[Items from a figure collection]
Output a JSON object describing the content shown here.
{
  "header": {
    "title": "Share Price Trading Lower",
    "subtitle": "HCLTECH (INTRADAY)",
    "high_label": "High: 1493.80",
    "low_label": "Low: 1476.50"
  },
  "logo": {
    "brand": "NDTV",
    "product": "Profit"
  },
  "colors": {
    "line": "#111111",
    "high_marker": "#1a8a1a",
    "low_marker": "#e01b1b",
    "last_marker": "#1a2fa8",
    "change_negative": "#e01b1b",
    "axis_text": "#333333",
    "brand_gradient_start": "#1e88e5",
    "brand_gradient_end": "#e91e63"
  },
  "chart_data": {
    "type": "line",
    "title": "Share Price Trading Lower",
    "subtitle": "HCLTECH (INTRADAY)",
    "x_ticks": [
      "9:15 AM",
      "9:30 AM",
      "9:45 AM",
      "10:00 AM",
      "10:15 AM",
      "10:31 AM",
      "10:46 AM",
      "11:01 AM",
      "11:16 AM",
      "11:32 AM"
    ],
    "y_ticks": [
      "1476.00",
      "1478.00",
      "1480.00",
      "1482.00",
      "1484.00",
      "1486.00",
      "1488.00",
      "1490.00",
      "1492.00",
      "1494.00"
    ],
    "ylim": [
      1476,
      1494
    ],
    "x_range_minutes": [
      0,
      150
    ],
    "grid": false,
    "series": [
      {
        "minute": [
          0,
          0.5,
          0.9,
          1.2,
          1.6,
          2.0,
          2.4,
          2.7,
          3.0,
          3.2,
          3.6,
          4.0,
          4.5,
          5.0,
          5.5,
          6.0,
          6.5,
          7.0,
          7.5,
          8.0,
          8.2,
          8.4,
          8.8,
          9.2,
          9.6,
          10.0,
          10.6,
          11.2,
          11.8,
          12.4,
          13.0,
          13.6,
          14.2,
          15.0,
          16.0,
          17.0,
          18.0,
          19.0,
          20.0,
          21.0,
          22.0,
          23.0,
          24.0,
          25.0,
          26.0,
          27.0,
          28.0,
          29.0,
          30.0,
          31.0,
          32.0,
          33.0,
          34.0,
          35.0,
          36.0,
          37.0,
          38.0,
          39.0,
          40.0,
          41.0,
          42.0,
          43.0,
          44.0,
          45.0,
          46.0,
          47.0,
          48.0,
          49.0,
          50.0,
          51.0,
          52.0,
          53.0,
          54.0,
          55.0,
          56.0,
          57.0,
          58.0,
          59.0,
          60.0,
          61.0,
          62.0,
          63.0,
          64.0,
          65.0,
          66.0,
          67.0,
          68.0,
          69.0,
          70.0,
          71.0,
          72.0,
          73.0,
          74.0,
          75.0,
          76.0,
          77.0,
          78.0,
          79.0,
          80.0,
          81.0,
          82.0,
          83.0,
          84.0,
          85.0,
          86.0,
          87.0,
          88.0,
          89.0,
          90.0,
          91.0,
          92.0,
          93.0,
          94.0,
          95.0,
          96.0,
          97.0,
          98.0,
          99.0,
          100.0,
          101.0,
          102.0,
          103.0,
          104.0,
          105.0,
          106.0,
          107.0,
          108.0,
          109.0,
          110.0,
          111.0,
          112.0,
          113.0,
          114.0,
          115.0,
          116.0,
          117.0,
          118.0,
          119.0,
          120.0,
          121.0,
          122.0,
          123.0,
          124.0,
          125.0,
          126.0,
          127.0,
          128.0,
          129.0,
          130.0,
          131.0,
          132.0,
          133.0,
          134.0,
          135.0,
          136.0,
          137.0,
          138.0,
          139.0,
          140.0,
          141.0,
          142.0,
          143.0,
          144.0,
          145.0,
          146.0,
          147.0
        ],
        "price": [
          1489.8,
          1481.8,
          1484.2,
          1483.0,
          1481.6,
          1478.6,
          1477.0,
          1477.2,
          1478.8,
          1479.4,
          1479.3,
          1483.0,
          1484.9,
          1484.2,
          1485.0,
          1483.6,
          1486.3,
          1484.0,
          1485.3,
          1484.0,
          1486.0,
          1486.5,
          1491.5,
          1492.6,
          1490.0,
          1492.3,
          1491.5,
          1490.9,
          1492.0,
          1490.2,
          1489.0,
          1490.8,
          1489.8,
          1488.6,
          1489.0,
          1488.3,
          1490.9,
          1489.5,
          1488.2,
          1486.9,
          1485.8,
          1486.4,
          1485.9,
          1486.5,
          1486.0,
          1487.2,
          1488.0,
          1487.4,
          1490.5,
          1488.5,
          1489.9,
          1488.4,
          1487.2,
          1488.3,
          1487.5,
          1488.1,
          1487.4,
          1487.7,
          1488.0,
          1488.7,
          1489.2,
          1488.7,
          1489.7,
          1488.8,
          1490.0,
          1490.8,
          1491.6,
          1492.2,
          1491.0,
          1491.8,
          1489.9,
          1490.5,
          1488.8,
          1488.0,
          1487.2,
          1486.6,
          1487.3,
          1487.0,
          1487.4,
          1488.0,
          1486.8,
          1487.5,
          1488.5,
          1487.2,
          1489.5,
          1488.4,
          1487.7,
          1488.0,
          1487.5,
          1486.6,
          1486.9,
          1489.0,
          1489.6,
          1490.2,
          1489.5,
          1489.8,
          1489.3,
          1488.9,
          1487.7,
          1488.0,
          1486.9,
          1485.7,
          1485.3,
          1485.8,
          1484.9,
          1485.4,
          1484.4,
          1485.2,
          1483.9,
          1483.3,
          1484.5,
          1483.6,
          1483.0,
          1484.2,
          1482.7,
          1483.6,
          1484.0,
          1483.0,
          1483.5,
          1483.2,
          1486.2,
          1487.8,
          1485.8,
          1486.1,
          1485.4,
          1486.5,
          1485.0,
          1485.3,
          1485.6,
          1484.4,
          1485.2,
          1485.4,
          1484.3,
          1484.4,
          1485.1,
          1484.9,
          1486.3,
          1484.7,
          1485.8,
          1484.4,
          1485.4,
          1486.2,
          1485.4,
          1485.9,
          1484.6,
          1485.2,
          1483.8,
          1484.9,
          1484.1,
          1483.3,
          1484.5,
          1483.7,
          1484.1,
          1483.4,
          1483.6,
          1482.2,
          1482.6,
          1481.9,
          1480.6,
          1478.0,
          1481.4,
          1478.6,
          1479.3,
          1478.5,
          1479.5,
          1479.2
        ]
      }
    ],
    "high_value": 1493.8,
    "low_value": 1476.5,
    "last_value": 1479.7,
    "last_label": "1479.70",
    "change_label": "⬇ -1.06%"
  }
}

● Exercise:
Please return the data above exactly as given.

● Written solution:
Output a JSON object describing the content shown here.
{
  "header": {
    "title": "Share Price Trading Lower",
    "subtitle": "HCLTECH (INTRADAY)",
    "high_label": "High: 1493.80",
    "low_label": "Low: 1476.50"
  },
  "logo": {
    "brand": "NDTV",
    "product": "Profit"
  },
  "colors": {
    "line": "#111111",
    "high_marker": "#1a8a1a",
    "low_marker": "#e01b1b",
    "last_marker": "#1a2fa8",
    "change_negative": "#e01b1b",
    "axis_text": "#333333",
    "brand_gradient_start": "#1e88e5",
    "brand_gradient_end": "#e91e63"
  },
  "chart_data": {
    "type": "line",
    "title": "Share Price Trading Lower",
    "subtitle": "HCLTECH (INTRADAY)",
    "x_ticks": [
      "9:15 AM",
      "9:30 AM",
      "9:45 AM",
      "10:00 AM",
      "10:15 AM",
      "10:31 AM",
      "10:46 AM",
      "11:01 AM",
      "11:16 AM",
      "11:32 AM"
    ],
    "y_ticks": [
      "1476.00",
      "1478.00",
      "1480.00",
      "1482.00",
      "1484.00",
      "1486.00",
      "1488.00",
      "1490.00",
      "1492.00",
      "1494.00"
    ],
    "ylim": [
      1476,
      1494
    ],
    "x_range_minutes": [
      0,
      150
    ],
    "grid": false,
    "series": [
      {
        "minute": [
          0,
          0.5,
          0.9,
          1.2,
          1.6,
          2.0,
          2.4,
          2.7,
          3.0,
          3.2,
          3.6,
          4.0,
          4.5,
          5.0,
          5.5,
          6.0,
          6.5,
          7.0,
          7.5,
          8.0,
          8.2,
          8.4,
          8.8,
          9.2,
          9.6,
          10.0,
          10.6,
          11.2,
          11.8,
          12.4,
          13.0,
          13.6,
          14.2,
          15.0,
          16.0,
          17.0,
          18.0,
          19.0,
          20.0,
          21.0,
          22.0,
          23.0,
          24.0,
          25.0,
          26.0,
          27.0,
          28.0,
          29.0,
          30.0,
          31.0,
          32.0,
          33.0,
          34.0,
          35.0,
          36.0,
          37.0,
          38.0,
          39.0,
          40.0,
          41.0,
          42.0,
          43.0,
          44.0,
          45.0,
          46.0,
          47.0,
          48.0,
          49.0,
          50.0,
          51.0,
          52.0,
          53.0,
          54.0,
          55.0,
          56.0,
          57.0,
          58.0,
          59.0,
          60.0,
          61.0,
          62.0,
          63.0,
          64.0,
          65.0,
          66.0,
          67.0,
          68.0,
          69.0,
          70.0,
          71.0,
          72.0,
          73.0,
          74.0,
          75.0,
          76.0,
          77.0,
          78.0,
          79.0,
          80.0,
          81.0,
          82.0,
          83.0,
          84.0,
          85.0,
          86.0,
          87.0,
          88.0,
          89.0,
          90.0,
          91.0,
          92.0,
          93.0,
          94.0,
          95.0,
          96.0,
          97.0,
          98.0,
          99.0,
          100.0,
          101.0,
          102.0,
          103.0,
          104.0,
          105.0,
          106.0,
          107.0,
          108.0,
          109.0,
          110.0,
          111.0,
          112.0,
          113.0,
          114.0,
          115.0,
          116.0,
          117.0,
          118.0,
          119.0,
          120.0,
          121.0,
          122.0,
          123.0,
          124.0,
          125.0,
          126.0,
          127.0,
          128.0,
          129.0,
          130.0,
          131.0,
          132.0,
          133.0,
          134.0,
          135.0,
          136.0,
          137.0,
          138.0,
          139.0,
          140.0,
          141.0,
          142.0,
          143.0,
          144.0,
          145.0,
          146.0,
          147.0
        ],
        "price": [
          1489.8,
          1481.8,
          1484.2,
          1483.0,
          1481.6,
          1478.6,
          1477.0,
          1477.2,
          1478.8,
          1479.4,
          1479.3,
          1483.0,
          1484.9,
          1484.2,
          1485.0,
          1483.6,
          1486.3,
          1484.0,
          1485.3,
          1484.0,
          1486.0,
          1486.5,
          1491.5,
          1492.6,
          1490.0,
          1492.3,
          1491.5,
          1490.9,
          1492.0,
          1490.2,
          1489.0,
          1490.8,
          1489.8,
          1488.6,
          1489.0,
          1488.3,
          1490.9,
          1489.5,
          1488.2,
          1486.9,
          1485.8,
          1486.4,
          1485.9,
          1486.5,
          1486.0,
          1487.2,
          1488.0,
          1487.4,
          1490.5,
          1488.5,
          1489.9,
          1488.4,
          1487.2,
          1488.3,
          1487.5,
          1488.1,
          1487.4,
          1487.7,
          1488.0,
          1488.7,
          1489.2,
          1488.7,
          1489.7,
          1488.8,
          1490.0,
          1490.8,
          1491.6,
          1492.2,
          1491.0,
          1491.8,
          1489.9,
          1490.5,
          1488.8,
          1488.0,
          1487.2,
          1486.6,
          1487.3,
          1487.0,
          1487.4,
          1488.0,
          1486.8,
          1487.5,
          1488.5,
          1487.2,
          1489.5,
          1488.4,
          1487.7,
          1488.0,
          1487.5,
          1486.6,
          1486.9,
          1489.0,
          1489.6,
          1490.2,
          1489.5,
          1489.8,
          1489.3,
          1488.9,
          1487.7,
          1488.0,
          1486.9,
          1485.7,
          1485.3,
          1485.8,
          1484.9,
          1485.4,
          1484.4,
          1485.2,
          1483.9,
          1483.3,
          1484.5,
          1483.6,
          1483.0,
          1484.2,
          1482.7,
          1483.6,
          1484.0,
          1483.0,
          1483.5,
          1483.2,
          1486.2,
          1487.8,
          1485.8,
          1486.1,
          1485.4,
          1486.5,
          1485.0,
          1485.3,
          1485.6,
          1484.4,
          1485.2,
          1485.4,
          1484.3,
          1484.4,
          1485.1,
          1484.9,
          1486.3,
          1484.7,
          1485.8,
          1484.4,
          1485.4,
          1486.2,
          1485.4,
          1485.9,
          1484.6,
          1485.2,
          1483.8,
          1484.9,
          1484.1,
          1483.3,
          1484.5,
          1483.7,
          1484.1,
          1483.4,
          1483.6,
          1482.2,
          1482.6,
          1481.9,
          1480.6,
          1478.0,
          1481.4,
          1478.6,
          1479.3,
          1478.5,
          1479.5,
          1479.2
        ]
      }
    ],
    "high_value": 1493.8,
    "low_value": 1476.5,
    "last_value": 1479.7,
    "last_label": "1479.70",
    "change_label": "⬇ -1.06%"
  }
}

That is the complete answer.